WRITTEN PROBLEM =>
Across the data below, how many lines hold "values"? Answer with that number and nothing else.

━━━ TASK DATA

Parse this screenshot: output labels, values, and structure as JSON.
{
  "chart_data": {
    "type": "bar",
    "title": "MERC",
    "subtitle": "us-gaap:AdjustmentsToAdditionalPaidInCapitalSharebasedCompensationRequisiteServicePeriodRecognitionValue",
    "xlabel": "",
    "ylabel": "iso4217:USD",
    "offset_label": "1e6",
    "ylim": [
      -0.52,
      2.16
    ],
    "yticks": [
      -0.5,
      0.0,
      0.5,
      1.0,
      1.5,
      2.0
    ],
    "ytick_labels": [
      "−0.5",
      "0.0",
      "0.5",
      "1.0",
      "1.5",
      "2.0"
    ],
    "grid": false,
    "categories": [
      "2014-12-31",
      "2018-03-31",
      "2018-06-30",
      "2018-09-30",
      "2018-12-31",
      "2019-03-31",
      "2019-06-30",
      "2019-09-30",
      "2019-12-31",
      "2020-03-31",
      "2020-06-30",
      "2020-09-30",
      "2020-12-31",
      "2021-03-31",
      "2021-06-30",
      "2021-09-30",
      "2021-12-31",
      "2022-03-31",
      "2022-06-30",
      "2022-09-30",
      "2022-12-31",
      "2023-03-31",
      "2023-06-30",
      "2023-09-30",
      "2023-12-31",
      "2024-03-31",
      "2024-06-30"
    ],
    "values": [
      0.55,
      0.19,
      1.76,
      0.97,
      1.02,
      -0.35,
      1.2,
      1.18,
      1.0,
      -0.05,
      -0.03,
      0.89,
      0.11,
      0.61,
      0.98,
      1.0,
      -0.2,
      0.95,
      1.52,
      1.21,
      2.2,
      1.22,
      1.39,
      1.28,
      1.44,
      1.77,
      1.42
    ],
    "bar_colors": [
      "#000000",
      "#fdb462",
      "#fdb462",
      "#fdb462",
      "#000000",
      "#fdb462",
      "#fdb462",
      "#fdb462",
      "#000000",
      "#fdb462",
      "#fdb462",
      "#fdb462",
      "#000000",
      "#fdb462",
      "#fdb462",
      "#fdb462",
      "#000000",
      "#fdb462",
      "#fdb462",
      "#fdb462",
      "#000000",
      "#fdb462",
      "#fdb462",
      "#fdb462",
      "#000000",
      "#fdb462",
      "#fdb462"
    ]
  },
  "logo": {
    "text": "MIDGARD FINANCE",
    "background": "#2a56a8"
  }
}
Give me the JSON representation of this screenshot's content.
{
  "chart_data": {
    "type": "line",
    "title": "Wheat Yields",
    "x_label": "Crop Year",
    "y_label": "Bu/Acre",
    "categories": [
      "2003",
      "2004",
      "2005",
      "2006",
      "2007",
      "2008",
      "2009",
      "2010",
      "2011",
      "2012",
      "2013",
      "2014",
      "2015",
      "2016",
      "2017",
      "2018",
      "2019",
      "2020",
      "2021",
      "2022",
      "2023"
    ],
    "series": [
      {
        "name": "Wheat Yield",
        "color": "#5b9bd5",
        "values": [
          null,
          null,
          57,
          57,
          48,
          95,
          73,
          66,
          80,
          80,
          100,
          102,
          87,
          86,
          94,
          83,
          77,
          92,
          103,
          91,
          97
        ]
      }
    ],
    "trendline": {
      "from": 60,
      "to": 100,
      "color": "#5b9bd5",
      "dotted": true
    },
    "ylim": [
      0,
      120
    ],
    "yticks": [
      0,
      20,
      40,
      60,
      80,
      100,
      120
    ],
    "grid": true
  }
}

━━━━━━

RIGHT ANSWER =>
3